(Data entries)
--- START ---

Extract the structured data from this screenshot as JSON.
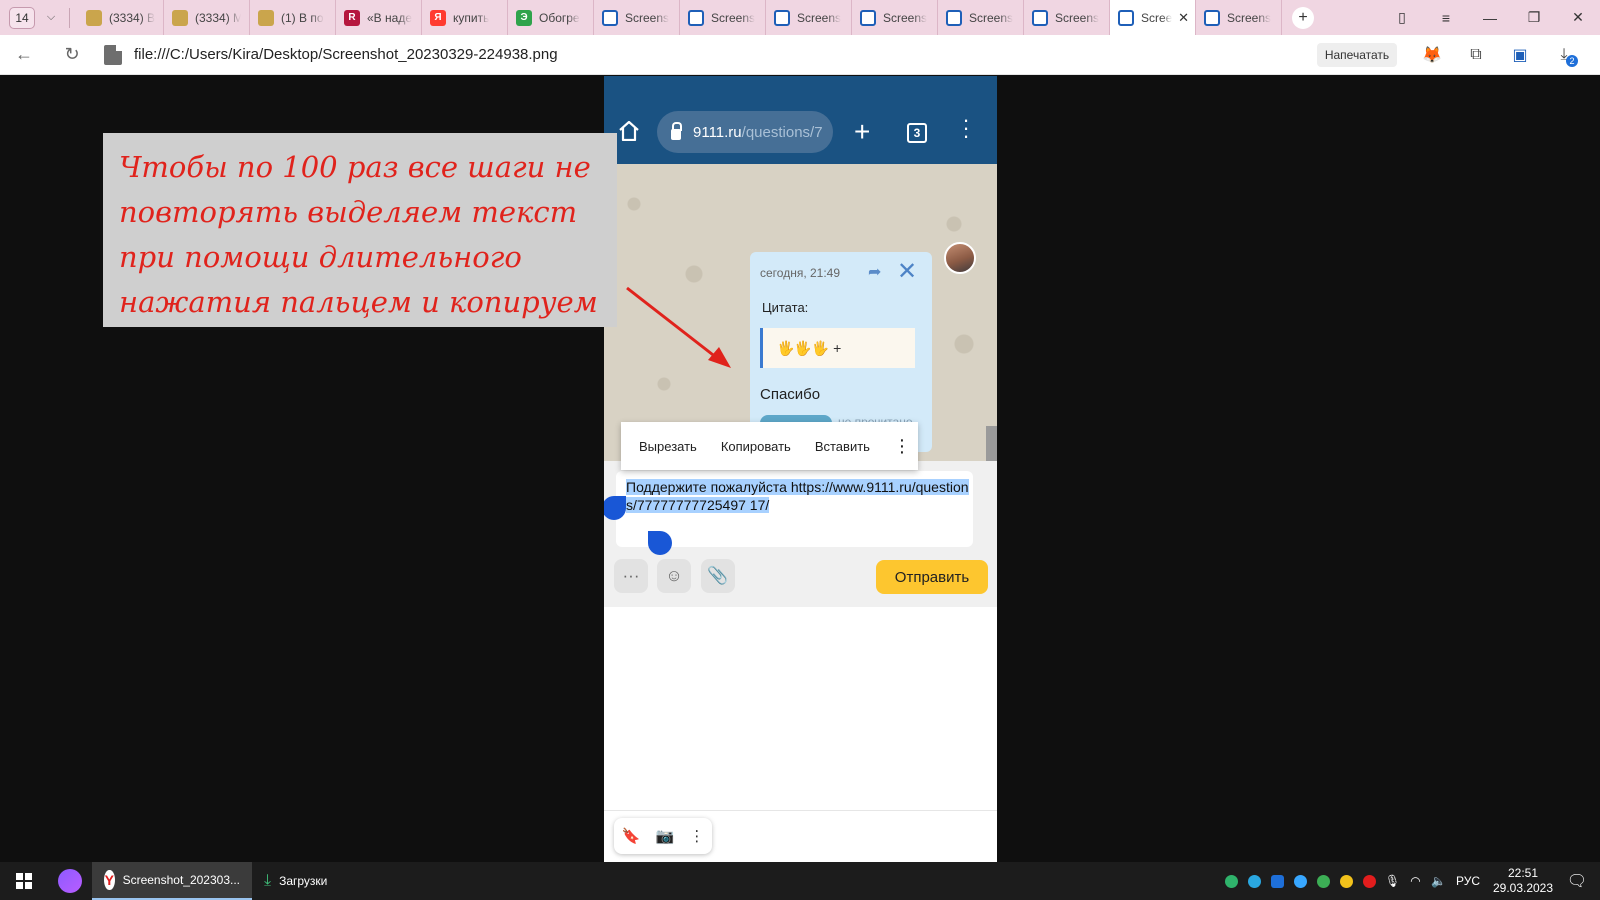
{
  "tabstrip": {
    "tab_count": "14",
    "tabs": [
      {
        "title": "(3334) В",
        "icon": "shield-icon",
        "active": false
      },
      {
        "title": "(3334) М",
        "icon": "shield-icon",
        "active": false
      },
      {
        "title": "(1) В по",
        "icon": "shield-icon",
        "active": false
      },
      {
        "title": "«В наде",
        "icon": "r-logo-icon",
        "active": false
      },
      {
        "title": "купить",
        "icon": "yandex-icon",
        "active": false
      },
      {
        "title": "Обогре",
        "icon": "green-logo-icon",
        "active": false
      },
      {
        "title": "Screens",
        "icon": "screenshot-icon",
        "active": false
      },
      {
        "title": "Screens",
        "icon": "screenshot-icon",
        "active": false
      },
      {
        "title": "Screens",
        "icon": "screenshot-icon",
        "active": false
      },
      {
        "title": "Screens",
        "icon": "screenshot-icon",
        "active": false
      },
      {
        "title": "Screens",
        "icon": "screenshot-icon",
        "active": false
      },
      {
        "title": "Screens",
        "icon": "screenshot-icon",
        "active": false
      },
      {
        "title": "Scree",
        "icon": "screenshot-icon",
        "active": true
      },
      {
        "title": "Screens",
        "icon": "screenshot-icon",
        "active": false
      }
    ],
    "favicon_letters": {
      "r": "R",
      "ya": "Я",
      "green": "Э"
    }
  },
  "addressbar": {
    "url": "file:///C:/Users/Kira/Desktop/Screenshot_20230329-224938.png",
    "print_label": "Напечатать",
    "downloads_badge": "2"
  },
  "phone": {
    "url_host": "9111.ru",
    "url_path": "/questions/7",
    "tabs_count": "3",
    "bubble": {
      "time": "сегодня, 21:49",
      "quote_label": "Цитата:",
      "quote_text": "🖐🖐🖐 +",
      "message": "Спасибо",
      "unread": "не прочитано"
    },
    "context_menu": {
      "cut": "Вырезать",
      "copy": "Копировать",
      "paste": "Вставить"
    },
    "input_text": "Поддержите пожалуйста https://www.9111.ru/questions/77777777725497 17/",
    "send_label": "Отправить"
  },
  "annotation": {
    "text": "Чтобы по 100 раз все шаги не повторять выделяем текст при помощи длительного нажатия пальцем и копируем",
    "color": "#e0231c"
  },
  "taskbar": {
    "apps": [
      {
        "label": "Screenshot_202303...",
        "active": true
      },
      {
        "label": "Загрузки",
        "active": false
      }
    ],
    "lang": "РУС",
    "time": "22:51",
    "date": "29.03.2023"
  }
}
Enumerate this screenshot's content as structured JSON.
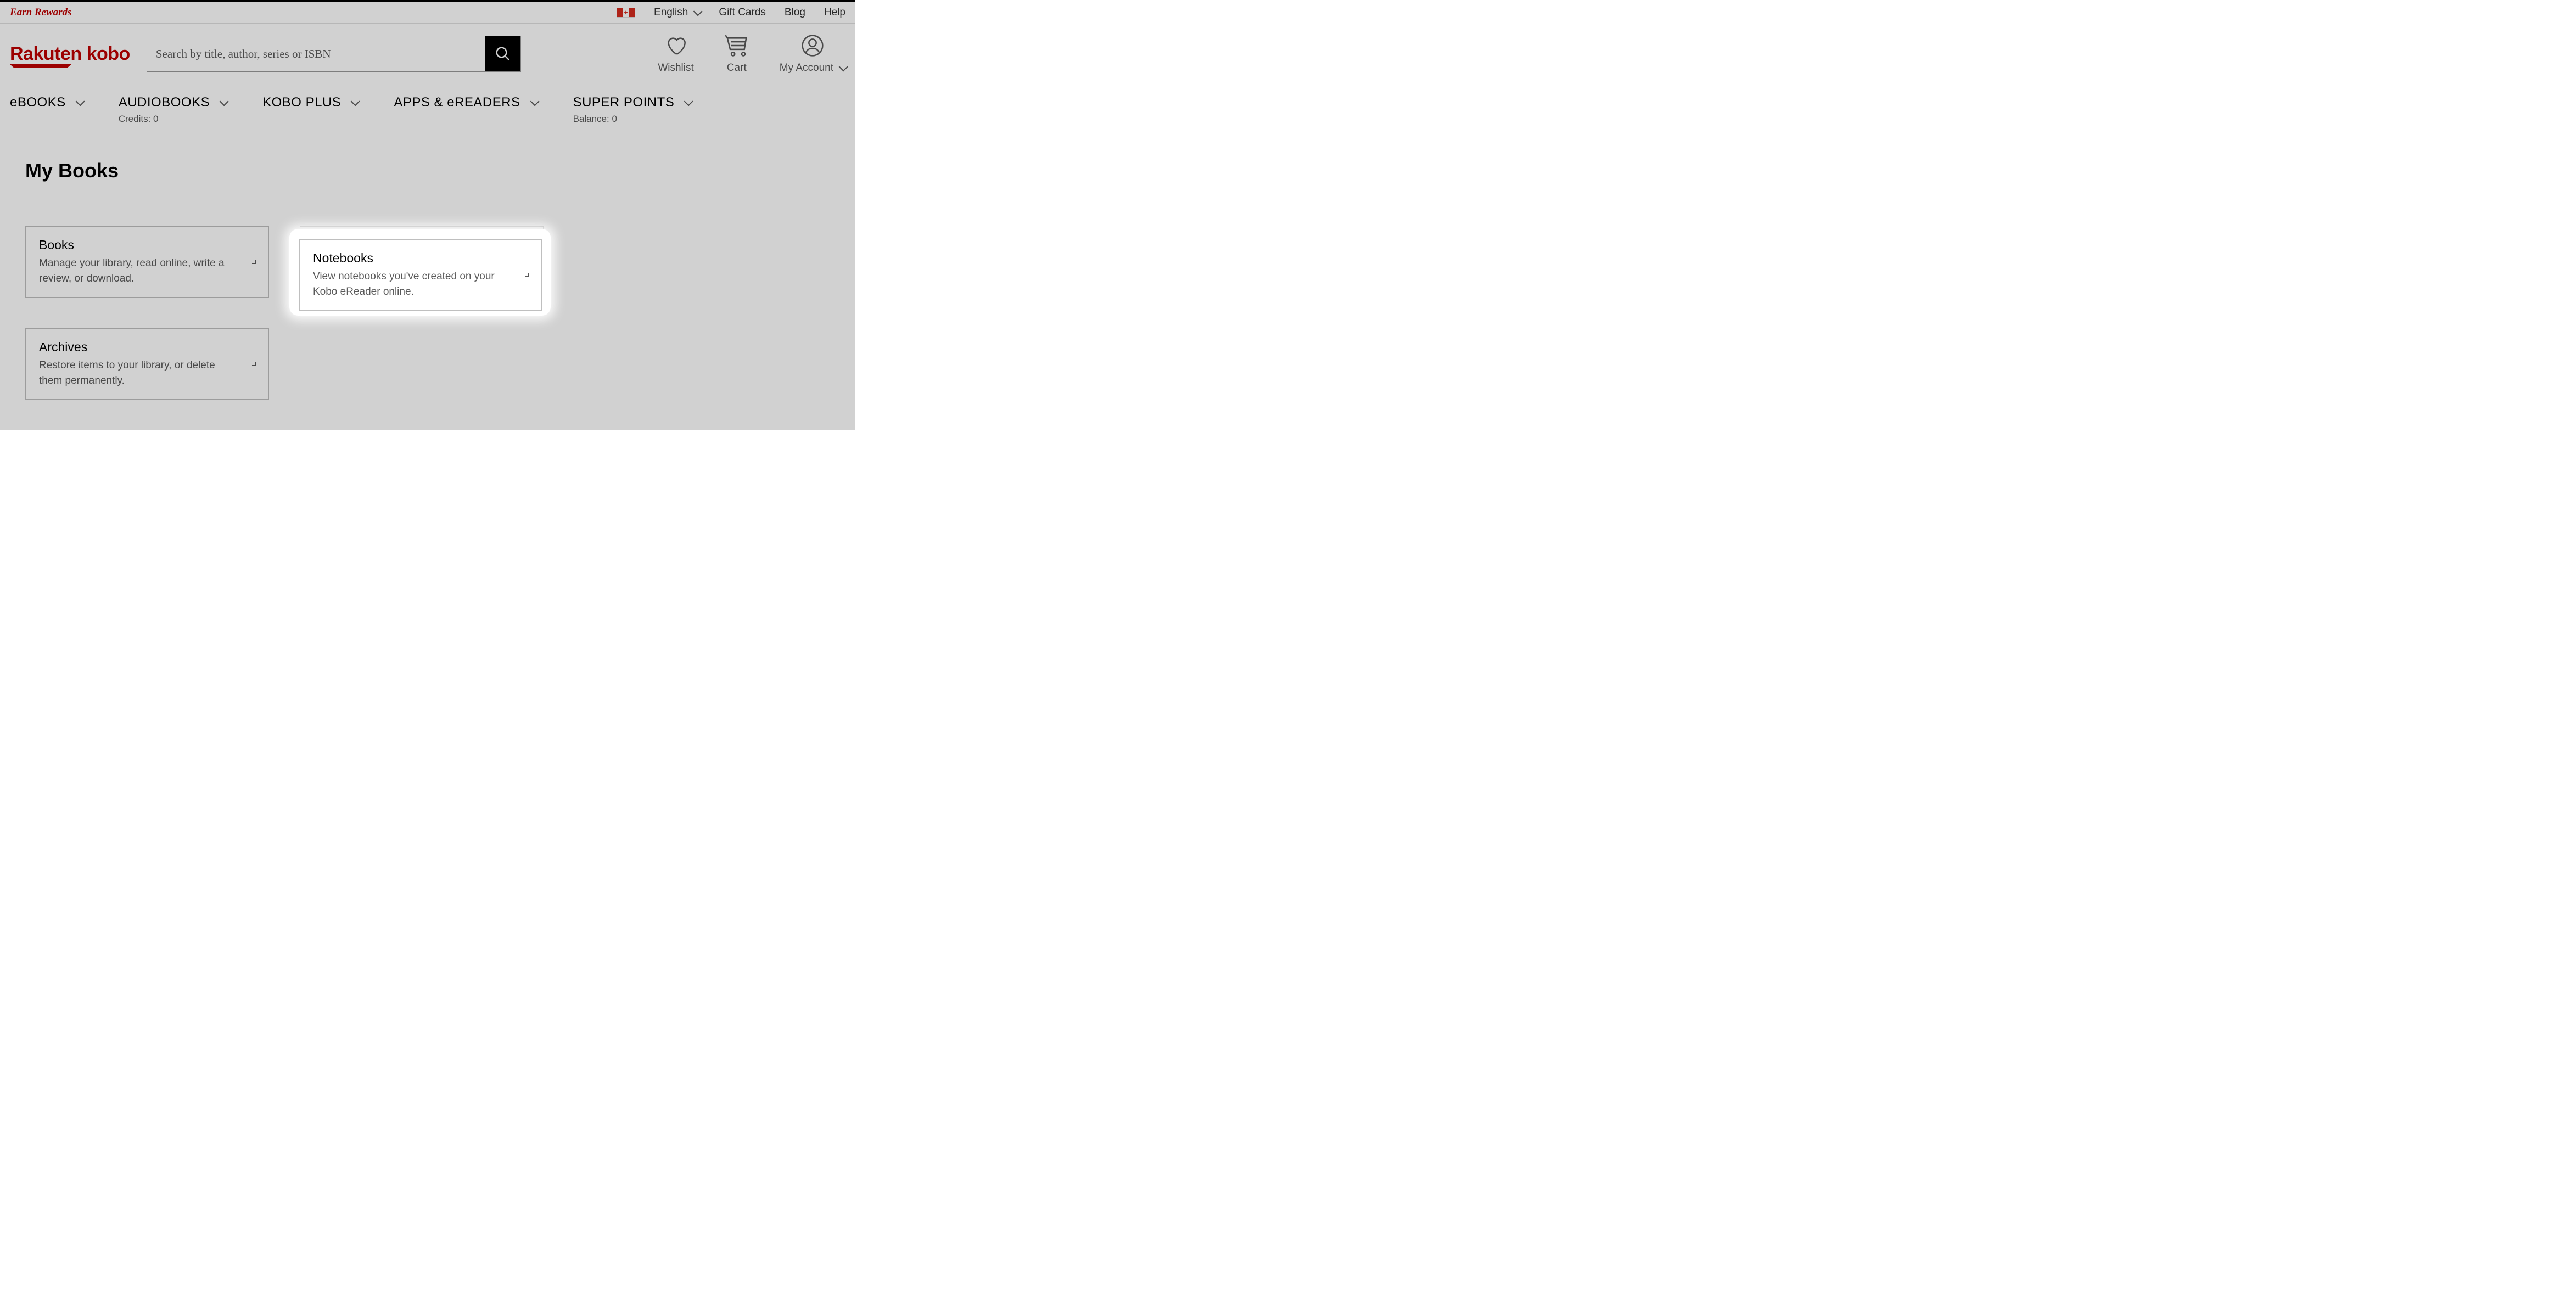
{
  "topbar": {
    "earn_rewards": "Earn Rewards",
    "language": "English",
    "gift_cards": "Gift Cards",
    "blog": "Blog",
    "help": "Help"
  },
  "header": {
    "logo": "Rakuten kobo",
    "search_placeholder": "Search by title, author, series or ISBN",
    "wishlist": "Wishlist",
    "cart": "Cart",
    "account": "My Account"
  },
  "nav": {
    "ebooks": "eBOOKS",
    "audiobooks": "AUDIOBOOKS",
    "audiobooks_sub": "Credits: 0",
    "kobo_plus": "KOBO PLUS",
    "apps": "APPS & eREADERS",
    "super_points": "SUPER POINTS",
    "super_points_sub": "Balance: 0"
  },
  "page": {
    "title": "My Books"
  },
  "cards": {
    "books": {
      "title": "Books",
      "desc": "Manage your library, read online, write a review, or download."
    },
    "notebooks": {
      "title": "Notebooks",
      "desc": "View notebooks you've created on your Kobo eReader online."
    },
    "archives": {
      "title": "Archives",
      "desc": "Restore items to your library, or delete them permanently."
    }
  }
}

--- END ---

Work to complete:
Nothing but the pictures may be dropped; output the records above exactly.

Result below:
Extract the structured data from this screenshot as JSON.
{
  "tabstrip": {
    "tab_count": "14",
    "tabs": [
      {
        "title": "(3334) В",
        "icon": "shield-icon",
        "active": false
      },
      {
        "title": "(3334) М",
        "icon": "shield-icon",
        "active": false
      },
      {
        "title": "(1) В по",
        "icon": "shield-icon",
        "active": false
      },
      {
        "title": "«В наде",
        "icon": "r-logo-icon",
        "active": false
      },
      {
        "title": "купить",
        "icon": "yandex-icon",
        "active": false
      },
      {
        "title": "Обогре",
        "icon": "green-logo-icon",
        "active": false
      },
      {
        "title": "Screens",
        "icon": "screenshot-icon",
        "active": false
      },
      {
        "title": "Screens",
        "icon": "screenshot-icon",
        "active": false
      },
      {
        "title": "Screens",
        "icon": "screenshot-icon",
        "active": false
      },
      {
        "title": "Screens",
        "icon": "screenshot-icon",
        "active": false
      },
      {
        "title": "Screens",
        "icon": "screenshot-icon",
        "active": false
      },
      {
        "title": "Screens",
        "icon": "screenshot-icon",
        "active": false
      },
      {
        "title": "Scree",
        "icon": "screenshot-icon",
        "active": true
      },
      {
        "title": "Screens",
        "icon": "screenshot-icon",
        "active": false
      }
    ],
    "favicon_letters": {
      "r": "R",
      "ya": "Я",
      "green": "Э"
    }
  },
  "addressbar": {
    "url": "file:///C:/Users/Kira/Desktop/Screenshot_20230329-224938.png",
    "print_label": "Напечатать",
    "downloads_badge": "2"
  },
  "phone": {
    "url_host": "9111.ru",
    "url_path": "/questions/7",
    "tabs_count": "3",
    "bubble": {
      "time": "сегодня, 21:49",
      "quote_label": "Цитата:",
      "quote_text": "🖐🖐🖐 +",
      "message": "Спасибо",
      "unread": "не прочитано"
    },
    "context_menu": {
      "cut": "Вырезать",
      "copy": "Копировать",
      "paste": "Вставить"
    },
    "input_text": "Поддержите пожалуйста https://www.9111.ru/questions/77777777725497 17/",
    "send_label": "Отправить"
  },
  "annotation": {
    "text": "Чтобы по 100 раз все шаги не повторять выделяем текст при помощи длительного нажатия пальцем и копируем",
    "color": "#e0231c"
  },
  "taskbar": {
    "apps": [
      {
        "label": "Screenshot_202303...",
        "active": true
      },
      {
        "label": "Загрузки",
        "active": false
      }
    ],
    "lang": "РУС",
    "time": "22:51",
    "date": "29.03.2023"
  }
}
Enumerate this screenshot's content as structured JSON.
{
  "topbar": {
    "earn_rewards": "Earn Rewards",
    "language": "English",
    "gift_cards": "Gift Cards",
    "blog": "Blog",
    "help": "Help"
  },
  "header": {
    "logo": "Rakuten kobo",
    "search_placeholder": "Search by title, author, series or ISBN",
    "wishlist": "Wishlist",
    "cart": "Cart",
    "account": "My Account"
  },
  "nav": {
    "ebooks": "eBOOKS",
    "audiobooks": "AUDIOBOOKS",
    "audiobooks_sub": "Credits: 0",
    "kobo_plus": "KOBO PLUS",
    "apps": "APPS & eREADERS",
    "super_points": "SUPER POINTS",
    "super_points_sub": "Balance: 0"
  },
  "page": {
    "title": "My Books"
  },
  "cards": {
    "books": {
      "title": "Books",
      "desc": "Manage your library, read online, write a review, or download."
    },
    "notebooks": {
      "title": "Notebooks",
      "desc": "View notebooks you've created on your Kobo eReader online."
    },
    "archives": {
      "title": "Archives",
      "desc": "Restore items to your library, or delete them permanently."
    }
  }
}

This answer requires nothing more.